Problem -
Compile every line that includes the word "document".

Dataset items -
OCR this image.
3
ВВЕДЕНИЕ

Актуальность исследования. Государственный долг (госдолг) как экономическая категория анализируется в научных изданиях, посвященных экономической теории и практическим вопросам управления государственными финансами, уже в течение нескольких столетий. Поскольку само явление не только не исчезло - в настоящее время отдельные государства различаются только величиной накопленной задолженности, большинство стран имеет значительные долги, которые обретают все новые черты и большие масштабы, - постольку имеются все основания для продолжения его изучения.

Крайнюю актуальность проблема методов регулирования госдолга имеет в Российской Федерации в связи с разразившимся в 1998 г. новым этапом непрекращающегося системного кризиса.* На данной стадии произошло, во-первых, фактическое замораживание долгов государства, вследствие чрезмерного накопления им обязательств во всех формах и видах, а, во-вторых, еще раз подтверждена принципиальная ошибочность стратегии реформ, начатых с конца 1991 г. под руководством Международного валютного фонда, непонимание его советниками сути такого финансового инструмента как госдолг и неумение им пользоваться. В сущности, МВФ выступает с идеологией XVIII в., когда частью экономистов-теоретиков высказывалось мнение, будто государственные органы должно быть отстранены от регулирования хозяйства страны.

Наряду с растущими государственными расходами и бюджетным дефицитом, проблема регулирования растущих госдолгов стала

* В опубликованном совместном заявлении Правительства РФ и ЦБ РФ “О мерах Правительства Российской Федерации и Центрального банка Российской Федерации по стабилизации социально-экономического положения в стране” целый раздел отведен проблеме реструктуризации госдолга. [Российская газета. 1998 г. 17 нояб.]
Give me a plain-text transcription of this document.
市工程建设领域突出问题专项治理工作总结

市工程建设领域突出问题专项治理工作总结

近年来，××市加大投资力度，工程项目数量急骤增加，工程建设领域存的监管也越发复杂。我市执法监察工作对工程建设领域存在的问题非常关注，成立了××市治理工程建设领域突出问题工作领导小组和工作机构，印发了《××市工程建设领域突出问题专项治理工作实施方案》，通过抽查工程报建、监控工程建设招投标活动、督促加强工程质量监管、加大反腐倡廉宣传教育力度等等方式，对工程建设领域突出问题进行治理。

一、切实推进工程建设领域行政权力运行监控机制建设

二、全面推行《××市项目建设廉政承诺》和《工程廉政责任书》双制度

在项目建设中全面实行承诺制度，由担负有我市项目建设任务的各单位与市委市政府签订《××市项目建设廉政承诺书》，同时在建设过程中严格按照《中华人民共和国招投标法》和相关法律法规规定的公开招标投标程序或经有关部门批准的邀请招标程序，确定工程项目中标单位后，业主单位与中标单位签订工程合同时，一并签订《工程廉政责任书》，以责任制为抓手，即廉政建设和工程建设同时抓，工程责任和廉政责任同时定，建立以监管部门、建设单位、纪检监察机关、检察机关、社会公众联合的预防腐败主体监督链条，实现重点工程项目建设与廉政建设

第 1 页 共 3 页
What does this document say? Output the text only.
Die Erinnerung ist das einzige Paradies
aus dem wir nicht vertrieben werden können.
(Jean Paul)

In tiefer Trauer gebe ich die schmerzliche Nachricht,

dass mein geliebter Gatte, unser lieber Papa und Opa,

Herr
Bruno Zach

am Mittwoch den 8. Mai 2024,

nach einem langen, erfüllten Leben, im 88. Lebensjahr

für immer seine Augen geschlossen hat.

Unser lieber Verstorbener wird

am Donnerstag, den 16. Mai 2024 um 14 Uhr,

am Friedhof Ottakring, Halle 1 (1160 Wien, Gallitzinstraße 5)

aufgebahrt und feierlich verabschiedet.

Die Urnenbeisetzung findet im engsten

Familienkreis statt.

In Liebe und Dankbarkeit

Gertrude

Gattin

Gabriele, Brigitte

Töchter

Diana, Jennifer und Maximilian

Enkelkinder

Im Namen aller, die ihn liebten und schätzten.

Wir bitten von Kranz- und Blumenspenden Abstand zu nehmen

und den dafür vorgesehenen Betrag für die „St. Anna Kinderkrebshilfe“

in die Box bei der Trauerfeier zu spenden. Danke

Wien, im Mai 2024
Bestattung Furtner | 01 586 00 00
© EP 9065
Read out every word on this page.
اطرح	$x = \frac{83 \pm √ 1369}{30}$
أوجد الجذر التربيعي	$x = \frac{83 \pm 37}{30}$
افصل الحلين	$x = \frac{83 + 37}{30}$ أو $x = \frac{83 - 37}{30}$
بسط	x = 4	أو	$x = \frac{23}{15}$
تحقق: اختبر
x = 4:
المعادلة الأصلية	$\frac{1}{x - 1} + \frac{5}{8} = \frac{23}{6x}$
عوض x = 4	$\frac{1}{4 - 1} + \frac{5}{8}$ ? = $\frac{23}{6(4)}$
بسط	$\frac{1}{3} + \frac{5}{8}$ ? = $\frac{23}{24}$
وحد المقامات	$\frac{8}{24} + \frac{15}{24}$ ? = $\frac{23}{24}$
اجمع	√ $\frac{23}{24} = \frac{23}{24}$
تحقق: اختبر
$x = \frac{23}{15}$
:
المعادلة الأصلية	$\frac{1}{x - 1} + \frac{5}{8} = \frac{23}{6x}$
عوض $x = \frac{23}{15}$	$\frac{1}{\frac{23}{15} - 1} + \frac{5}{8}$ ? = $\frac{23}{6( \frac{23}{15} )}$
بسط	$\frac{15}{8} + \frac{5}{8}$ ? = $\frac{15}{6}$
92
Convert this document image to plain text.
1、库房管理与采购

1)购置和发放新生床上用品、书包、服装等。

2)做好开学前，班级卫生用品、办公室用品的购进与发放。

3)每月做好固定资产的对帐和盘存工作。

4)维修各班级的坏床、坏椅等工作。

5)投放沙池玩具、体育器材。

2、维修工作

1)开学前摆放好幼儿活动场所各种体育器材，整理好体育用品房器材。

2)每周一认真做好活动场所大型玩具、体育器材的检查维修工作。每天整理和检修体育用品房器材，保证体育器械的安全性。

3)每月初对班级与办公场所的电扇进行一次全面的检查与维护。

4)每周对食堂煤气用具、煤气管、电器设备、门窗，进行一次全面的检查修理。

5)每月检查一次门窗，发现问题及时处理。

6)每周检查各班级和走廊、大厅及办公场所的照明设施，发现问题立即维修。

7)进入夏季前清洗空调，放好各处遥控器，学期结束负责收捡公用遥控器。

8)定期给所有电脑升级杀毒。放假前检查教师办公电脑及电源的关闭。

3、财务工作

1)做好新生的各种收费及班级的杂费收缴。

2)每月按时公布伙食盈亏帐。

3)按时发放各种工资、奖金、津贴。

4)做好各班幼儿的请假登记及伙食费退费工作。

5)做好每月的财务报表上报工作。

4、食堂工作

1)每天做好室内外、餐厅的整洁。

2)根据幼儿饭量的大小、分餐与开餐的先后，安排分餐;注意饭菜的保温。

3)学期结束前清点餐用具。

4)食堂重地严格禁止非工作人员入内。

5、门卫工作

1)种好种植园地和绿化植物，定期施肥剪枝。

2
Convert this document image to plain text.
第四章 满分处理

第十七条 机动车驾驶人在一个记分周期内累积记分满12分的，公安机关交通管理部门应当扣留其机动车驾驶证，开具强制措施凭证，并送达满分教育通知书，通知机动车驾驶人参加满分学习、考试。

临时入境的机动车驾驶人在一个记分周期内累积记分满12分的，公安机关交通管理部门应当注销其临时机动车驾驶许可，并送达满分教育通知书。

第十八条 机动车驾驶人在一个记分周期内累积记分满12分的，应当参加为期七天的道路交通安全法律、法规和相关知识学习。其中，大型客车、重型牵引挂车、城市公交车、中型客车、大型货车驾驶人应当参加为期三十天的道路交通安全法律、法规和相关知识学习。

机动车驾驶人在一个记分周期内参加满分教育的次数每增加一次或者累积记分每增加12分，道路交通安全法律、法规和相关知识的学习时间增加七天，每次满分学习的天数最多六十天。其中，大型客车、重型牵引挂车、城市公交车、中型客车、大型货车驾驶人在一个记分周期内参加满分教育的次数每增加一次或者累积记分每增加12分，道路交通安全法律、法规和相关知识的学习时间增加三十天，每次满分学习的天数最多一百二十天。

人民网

Result -
Give me a plain-text transcription of this document.
What does this document say? Output the text only.
Convert this document image to plain text.
Convert this document image to plain text.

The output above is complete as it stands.